(Data entries)
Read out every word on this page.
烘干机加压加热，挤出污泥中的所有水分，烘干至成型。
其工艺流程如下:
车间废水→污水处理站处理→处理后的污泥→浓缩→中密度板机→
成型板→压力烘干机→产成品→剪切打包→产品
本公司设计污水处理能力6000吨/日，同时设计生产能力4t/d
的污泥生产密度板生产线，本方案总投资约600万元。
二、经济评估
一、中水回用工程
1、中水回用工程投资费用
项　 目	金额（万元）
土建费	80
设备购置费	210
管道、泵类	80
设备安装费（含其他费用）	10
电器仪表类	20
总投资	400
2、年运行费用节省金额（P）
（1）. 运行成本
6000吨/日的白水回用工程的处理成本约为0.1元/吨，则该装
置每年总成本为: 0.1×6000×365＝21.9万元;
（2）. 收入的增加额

_Work required_:
Quote all the records. Keep every word exact.

_Worked answer_:
Read out every word on this page.
烘干机加压加热，挤出污泥中的所有水分，烘干至成型。
其工艺流程如下:
车间废水→污水处理站处理→处理后的污泥→浓缩→中密度板机→
成型板→压力烘干机→产成品→剪切打包→产品
本公司设计污水处理能力6000吨/日，同时设计生产能力4t/d
的污泥生产密度板生产线，本方案总投资约600万元。
二、经济评估
一、中水回用工程
1、中水回用工程投资费用
项　 目	金额（万元）
土建费	80
设备购置费	210
管道、泵类	80
设备安装费（含其他费用）	10
电器仪表类	20
总投资	400
2、年运行费用节省金额（P）
（1）. 运行成本
6000吨/日的白水回用工程的处理成本约为0.1元/吨，则该装
置每年总成本为: 0.1×6000×365＝21.9万元;
（2）. 收入的增加额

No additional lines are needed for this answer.